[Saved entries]
[start]

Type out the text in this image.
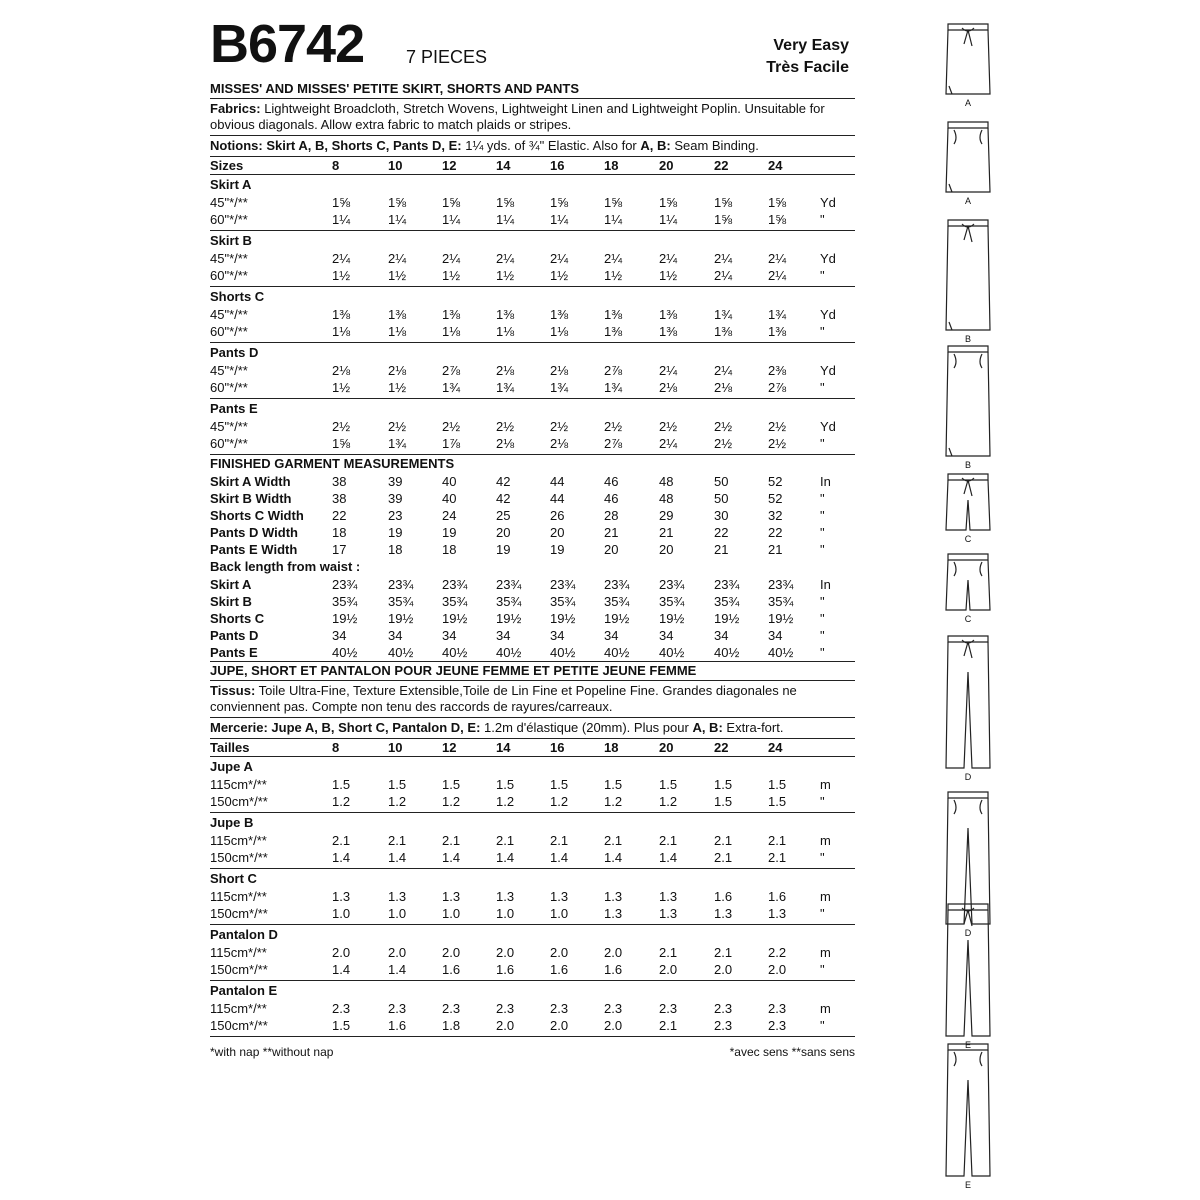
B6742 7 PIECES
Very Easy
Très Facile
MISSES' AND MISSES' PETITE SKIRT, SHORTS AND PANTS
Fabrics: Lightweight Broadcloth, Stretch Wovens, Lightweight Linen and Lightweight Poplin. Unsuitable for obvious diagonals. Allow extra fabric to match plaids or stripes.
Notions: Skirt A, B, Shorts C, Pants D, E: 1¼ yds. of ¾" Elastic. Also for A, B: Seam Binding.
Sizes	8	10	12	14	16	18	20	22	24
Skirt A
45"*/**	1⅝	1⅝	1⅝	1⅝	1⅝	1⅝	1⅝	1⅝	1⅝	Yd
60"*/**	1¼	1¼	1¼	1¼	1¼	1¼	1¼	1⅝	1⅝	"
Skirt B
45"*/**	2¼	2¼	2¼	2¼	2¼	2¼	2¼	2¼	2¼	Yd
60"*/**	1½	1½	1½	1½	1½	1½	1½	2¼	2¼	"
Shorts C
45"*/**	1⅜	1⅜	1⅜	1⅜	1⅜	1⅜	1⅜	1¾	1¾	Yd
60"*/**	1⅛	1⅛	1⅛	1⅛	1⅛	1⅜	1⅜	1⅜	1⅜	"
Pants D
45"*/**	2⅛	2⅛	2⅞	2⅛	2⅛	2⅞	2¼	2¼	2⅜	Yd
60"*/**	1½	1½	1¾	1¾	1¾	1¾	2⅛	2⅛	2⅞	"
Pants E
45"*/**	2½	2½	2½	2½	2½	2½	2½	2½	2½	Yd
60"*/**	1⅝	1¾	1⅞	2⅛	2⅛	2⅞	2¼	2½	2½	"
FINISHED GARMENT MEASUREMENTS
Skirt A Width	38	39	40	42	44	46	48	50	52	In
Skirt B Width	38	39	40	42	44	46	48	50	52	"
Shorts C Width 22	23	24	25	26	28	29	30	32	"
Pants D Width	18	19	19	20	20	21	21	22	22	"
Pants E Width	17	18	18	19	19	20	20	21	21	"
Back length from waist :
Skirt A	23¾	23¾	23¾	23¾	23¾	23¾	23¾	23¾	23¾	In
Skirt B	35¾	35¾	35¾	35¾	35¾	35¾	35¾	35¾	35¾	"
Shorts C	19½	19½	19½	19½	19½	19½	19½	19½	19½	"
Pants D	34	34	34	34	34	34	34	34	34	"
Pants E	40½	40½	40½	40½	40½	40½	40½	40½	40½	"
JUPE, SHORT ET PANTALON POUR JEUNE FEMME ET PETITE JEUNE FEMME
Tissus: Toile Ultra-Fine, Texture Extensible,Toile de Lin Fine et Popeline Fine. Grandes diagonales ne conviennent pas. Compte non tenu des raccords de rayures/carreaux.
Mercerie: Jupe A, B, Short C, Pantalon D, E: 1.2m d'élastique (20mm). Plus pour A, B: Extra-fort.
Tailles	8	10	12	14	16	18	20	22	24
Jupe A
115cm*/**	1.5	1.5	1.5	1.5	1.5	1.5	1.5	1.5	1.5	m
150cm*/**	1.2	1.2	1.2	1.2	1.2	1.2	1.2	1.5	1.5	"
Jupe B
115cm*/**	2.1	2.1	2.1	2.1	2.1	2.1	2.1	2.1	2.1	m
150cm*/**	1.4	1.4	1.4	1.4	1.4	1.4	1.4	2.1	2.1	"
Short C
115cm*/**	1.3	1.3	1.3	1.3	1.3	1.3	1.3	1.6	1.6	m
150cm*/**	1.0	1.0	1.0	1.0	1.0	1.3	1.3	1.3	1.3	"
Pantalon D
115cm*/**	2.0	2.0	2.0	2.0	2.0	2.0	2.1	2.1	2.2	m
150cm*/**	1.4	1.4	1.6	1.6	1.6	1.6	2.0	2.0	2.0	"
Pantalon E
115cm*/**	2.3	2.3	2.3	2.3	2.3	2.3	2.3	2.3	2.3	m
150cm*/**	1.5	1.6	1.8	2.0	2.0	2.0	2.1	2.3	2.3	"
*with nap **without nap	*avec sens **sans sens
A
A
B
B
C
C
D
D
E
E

[end]

Aim
Give every record again exactly, apart from the pictures, which stay out.

Task answer
Type out the text in this image.
B6742 7 PIECES
Very Easy
Très Facile
MISSES' AND MISSES' PETITE SKIRT, SHORTS AND PANTS
Fabrics: Lightweight Broadcloth, Stretch Wovens, Lightweight Linen and Lightweight Poplin. Unsuitable for obvious diagonals. Allow extra fabric to match plaids or stripes.
Notions: Skirt A, B, Shorts C, Pants D, E: 1¼ yds. of ¾" Elastic. Also for A, B: Seam Binding.
Sizes	8	10	12	14	16	18	20	22	24
Skirt A
45"*/**	1⅝	1⅝	1⅝	1⅝	1⅝	1⅝	1⅝	1⅝	1⅝	Yd
60"*/**	1¼	1¼	1¼	1¼	1¼	1¼	1¼	1⅝	1⅝	"
Skirt B
45"*/**	2¼	2¼	2¼	2¼	2¼	2¼	2¼	2¼	2¼	Yd
60"*/**	1½	1½	1½	1½	1½	1½	1½	2¼	2¼	"
Shorts C
45"*/**	1⅜	1⅜	1⅜	1⅜	1⅜	1⅜	1⅜	1¾	1¾	Yd
60"*/**	1⅛	1⅛	1⅛	1⅛	1⅛	1⅜	1⅜	1⅜	1⅜	"
Pants D
45"*/**	2⅛	2⅛	2⅞	2⅛	2⅛	2⅞	2¼	2¼	2⅜	Yd
60"*/**	1½	1½	1¾	1¾	1¾	1¾	2⅛	2⅛	2⅞	"
Pants E
45"*/**	2½	2½	2½	2½	2½	2½	2½	2½	2½	Yd
60"*/**	1⅝	1¾	1⅞	2⅛	2⅛	2⅞	2¼	2½	2½	"
FINISHED GARMENT MEASUREMENTS
Skirt A Width	38	39	40	42	44	46	48	50	52	In
Skirt B Width	38	39	40	42	44	46	48	50	52	"
Shorts C Width 22	23	24	25	26	28	29	30	32	"
Pants D Width	18	19	19	20	20	21	21	22	22	"
Pants E Width	17	18	18	19	19	20	20	21	21	"
Back length from waist :
Skirt A	23¾	23¾	23¾	23¾	23¾	23¾	23¾	23¾	23¾	In
Skirt B	35¾	35¾	35¾	35¾	35¾	35¾	35¾	35¾	35¾	"
Shorts C	19½	19½	19½	19½	19½	19½	19½	19½	19½	"
Pants D	34	34	34	34	34	34	34	34	34	"
Pants E	40½	40½	40½	40½	40½	40½	40½	40½	40½	"
JUPE, SHORT ET PANTALON POUR JEUNE FEMME ET PETITE JEUNE FEMME
Tissus: Toile Ultra-Fine, Texture Extensible,Toile de Lin Fine et Popeline Fine. Grandes diagonales ne conviennent pas. Compte non tenu des raccords de rayures/carreaux.
Mercerie: Jupe A, B, Short C, Pantalon D, E: 1.2m d'élastique (20mm). Plus pour A, B: Extra-fort.
Tailles	8	10	12	14	16	18	20	22	24
Jupe A
115cm*/**	1.5	1.5	1.5	1.5	1.5	1.5	1.5	1.5	1.5	m
150cm*/**	1.2	1.2	1.2	1.2	1.2	1.2	1.2	1.5	1.5	"
Jupe B
115cm*/**	2.1	2.1	2.1	2.1	2.1	2.1	2.1	2.1	2.1	m
150cm*/**	1.4	1.4	1.4	1.4	1.4	1.4	1.4	2.1	2.1	"
Short C
115cm*/**	1.3	1.3	1.3	1.3	1.3	1.3	1.3	1.6	1.6	m
150cm*/**	1.0	1.0	1.0	1.0	1.0	1.3	1.3	1.3	1.3	"
Pantalon D
115cm*/**	2.0	2.0	2.0	2.0	2.0	2.0	2.1	2.1	2.2	m
150cm*/**	1.4	1.4	1.6	1.6	1.6	1.6	2.0	2.0	2.0	"
Pantalon E
115cm*/**	2.3	2.3	2.3	2.3	2.3	2.3	2.3	2.3	2.3	m
150cm*/**	1.5	1.6	1.8	2.0	2.0	2.0	2.1	2.3	2.3	"
*with nap **without nap	*avec sens **sans sens
A
A
B
B
C
C
D
D
E
E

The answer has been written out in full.